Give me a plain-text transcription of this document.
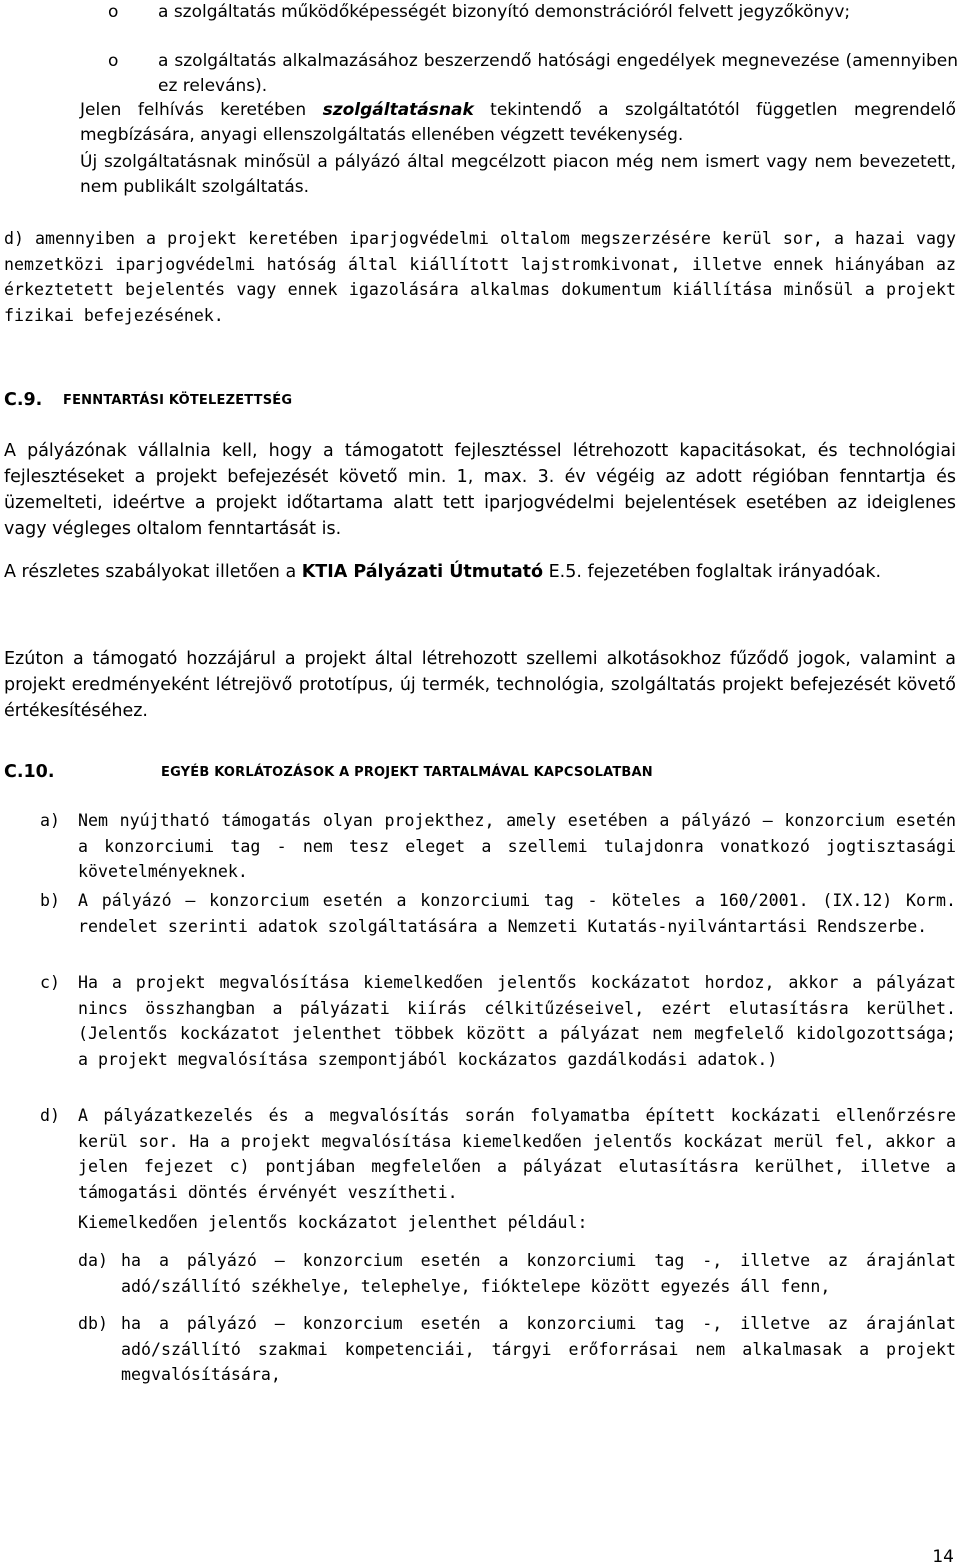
o a szolgáltatás működőképességét bizonyító demonstrációról felvett jegyzőkönyv;
o a szolgáltatás alkalmazásához beszerzendő hatósági engedélyek megnevezése (amennyiben ez releváns).
Jelen felhívás keretében szolgáltatásnak tekintendő a szolgáltatótól független megrendelő megbízására, anyagi ellenszolgáltatás ellenében végzett tevékenység.
Új szolgáltatásnak minősül a pályázó által megcélzott piacon még nem ismert vagy nem bevezetett, nem publikált szolgáltatás.
d) amennyiben a projekt keretében iparjogvédelmi oltalom megszerzésére kerül sor, a hazai vagy nemzetközi iparjogvédelmi hatóság által kiállított lajstromkivonat, illetve ennek hiányában az érkeztetett bejelentés vagy ennek igazolására alkalmas dokumentum kiállítása minősül a projekt fizikai befejezésének.
C.9. FENNTARTÁSI KÖTELEZETTSÉG
A pályázónak vállalnia kell, hogy a támogatott fejlesztéssel létrehozott kapacitásokat, és technológiai fejlesztéseket a projekt befejezését követő min. 1, max. 3. év végéig az adott régióban fenntartja és üzemelteti, ideértve a projekt időtartama alatt tett iparjogvédelmi bejelentések esetében az ideiglenes vagy végleges oltalom fenntartását is.
A részletes szabályokat illetően a KTIA Pályázati Útmutató E.5. fejezetében foglaltak irányadóak.
Ezúton a támogató hozzájárul a projekt által létrehozott szellemi alkotásokhoz fűződő jogok, valamint a projekt eredményeként létrejövő prototípus, új termék, technológia, szolgáltatás projekt befejezését követő értékesítéséhez.
C.10.	EGYÉB KORLÁTOZÁSOK A PROJEKT TARTALMÁVAL KAPCSOLATBAN
a) Nem nyújtható támogatás olyan projekthez, amely esetében a pályázó – konzorcium esetén a konzorciumi tag - nem tesz eleget a szellemi tulajdonra vonatkozó jogtisztasági követelményeknek.
b) A pályázó – konzorcium esetén a konzorciumi tag - köteles a 160/2001. (IX.12) Korm. rendelet szerinti adatok szolgáltatására a Nemzeti Kutatás-nyilvántartási Rendszerbe.
c) Ha a projekt megvalósítása kiemelkedően jelentős kockázatot hordoz, akkor a pályázat nincs összhangban a pályázati kiírás célkitűzéseivel, ezért elutasításra kerülhet. (Jelentős kockázatot jelenthet többek között a pályázat nem megfelelő kidolgozottsága; a projekt megvalósítása szempontjából kockázatos gazdálkodási adatok.)
d) A pályázatkezelés és a megvalósítás során folyamatba épített kockázati ellenőrzésre kerül sor. Ha a projekt megvalósítása kiemelkedően jelentős kockázat merül fel, akkor a jelen fejezet c) pontjában megfelelően a pályázat elutasításra kerülhet, illetve a támogatási döntés érvényét veszítheti.
Kiemelkedően jelentős kockázatot jelenthet például:
da) ha a pályázó – konzorcium esetén a konzorciumi tag -, illetve az árajánlat adó/szállító székhelye, telephelye, fióktelepe között egyezés áll fenn,
db) ha a pályázó – konzorcium esetén a konzorciumi tag -, illetve az árajánlat adó/szállító szakmai kompetenciái, tárgyi erőforrásai nem alkalmasak a projekt megvalósítására,
14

*GIVEN INSTRUCTION*. Reply with the number of lines in the material above that contain "szállító", and nothing more.

*TASK ANSWER*. 2